The exercise >> Copy each line of the listing below exactly.

Data for this task >>
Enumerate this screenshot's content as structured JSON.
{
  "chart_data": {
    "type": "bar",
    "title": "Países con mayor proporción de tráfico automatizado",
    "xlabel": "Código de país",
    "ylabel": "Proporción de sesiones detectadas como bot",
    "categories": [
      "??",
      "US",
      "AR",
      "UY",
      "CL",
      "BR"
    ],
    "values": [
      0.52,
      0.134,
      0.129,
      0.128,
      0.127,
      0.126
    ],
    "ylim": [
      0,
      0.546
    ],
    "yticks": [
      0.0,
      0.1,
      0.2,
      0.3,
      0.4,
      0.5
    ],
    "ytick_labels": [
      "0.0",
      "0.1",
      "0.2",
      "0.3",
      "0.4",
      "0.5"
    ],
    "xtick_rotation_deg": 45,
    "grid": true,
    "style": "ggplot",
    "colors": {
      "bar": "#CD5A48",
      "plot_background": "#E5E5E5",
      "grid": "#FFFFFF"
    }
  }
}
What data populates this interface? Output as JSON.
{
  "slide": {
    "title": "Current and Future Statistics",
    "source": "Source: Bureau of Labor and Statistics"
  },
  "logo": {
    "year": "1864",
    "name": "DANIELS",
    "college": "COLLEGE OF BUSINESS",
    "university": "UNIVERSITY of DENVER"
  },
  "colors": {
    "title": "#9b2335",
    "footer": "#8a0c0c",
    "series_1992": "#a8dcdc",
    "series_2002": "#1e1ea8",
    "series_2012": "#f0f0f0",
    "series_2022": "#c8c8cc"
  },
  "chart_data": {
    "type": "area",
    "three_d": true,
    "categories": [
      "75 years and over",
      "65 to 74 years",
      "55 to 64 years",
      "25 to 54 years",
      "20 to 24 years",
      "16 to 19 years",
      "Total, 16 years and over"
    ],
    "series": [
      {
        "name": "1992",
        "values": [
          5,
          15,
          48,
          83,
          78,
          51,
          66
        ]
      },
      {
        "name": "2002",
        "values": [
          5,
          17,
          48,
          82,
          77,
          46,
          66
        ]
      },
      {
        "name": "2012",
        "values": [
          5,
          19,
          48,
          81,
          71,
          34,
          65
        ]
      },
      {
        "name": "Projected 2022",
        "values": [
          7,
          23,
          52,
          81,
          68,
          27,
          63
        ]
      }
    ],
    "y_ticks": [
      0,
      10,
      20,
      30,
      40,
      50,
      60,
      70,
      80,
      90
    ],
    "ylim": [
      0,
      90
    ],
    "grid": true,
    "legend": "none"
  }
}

The reply >>
Enumerate this screenshot's content as structured JSON.
{
  "chart_data": {
    "type": "bar",
    "title": "Países con mayor proporción de tráfico automatizado",
    "xlabel": "Código de país",
    "ylabel": "Proporción de sesiones detectadas como bot",
    "categories": [
      "??",
      "US",
      "AR",
      "UY",
      "CL",
      "BR"
    ],
    "values": [
      0.52,
      0.134,
      0.129,
      0.128,
      0.127,
      0.126
    ],
    "ylim": [
      0,
      0.546
    ],
    "yticks": [
      0.0,
      0.1,
      0.2,
      0.3,
      0.4,
      0.5
    ],
    "ytick_labels": [
      "0.0",
      "0.1",
      "0.2",
      "0.3",
      "0.4",
      "0.5"
    ],
    "xtick_rotation_deg": 45,
    "grid": true,
    "style": "ggplot",
    "colors": {
      "bar": "#CD5A48",
      "plot_background": "#E5E5E5",
      "grid": "#FFFFFF"
    }
  }
}
What data populates this interface? Output as JSON.
{
  "slide": {
    "title": "Current and Future Statistics",
    "source": "Source: Bureau of Labor and Statistics"
  },
  "logo": {
    "year": "1864",
    "name": "DANIELS",
    "college": "COLLEGE OF BUSINESS",
    "university": "UNIVERSITY of DENVER"
  },
  "colors": {
    "title": "#9b2335",
    "footer": "#8a0c0c",
    "series_1992": "#a8dcdc",
    "series_2002": "#1e1ea8",
    "series_2012": "#f0f0f0",
    "series_2022": "#c8c8cc"
  },
  "chart_data": {
    "type": "area",
    "three_d": true,
    "categories": [
      "75 years and over",
      "65 to 74 years",
      "55 to 64 years",
      "25 to 54 years",
      "20 to 24 years",
      "16 to 19 years",
      "Total, 16 years and over"
    ],
    "series": [
      {
        "name": "1992",
        "values": [
          5,
          15,
          48,
          83,
          78,
          51,
          66
        ]
      },
      {
        "name": "2002",
        "values": [
          5,
          17,
          48,
          82,
          77,
          46,
          66
        ]
      },
      {
        "name": "2012",
        "values": [
          5,
          19,
          48,
          81,
          71,
          34,
          65
        ]
      },
      {
        "name": "Projected 2022",
        "values": [
          7,
          23,
          52,
          81,
          68,
          27,
          63
        ]
      }
    ],
    "y_ticks": [
      0,
      10,
      20,
      30,
      40,
      50,
      60,
      70,
      80,
      90
    ],
    "ylim": [
      0,
      90
    ],
    "grid": true,
    "legend": "none"
  }
}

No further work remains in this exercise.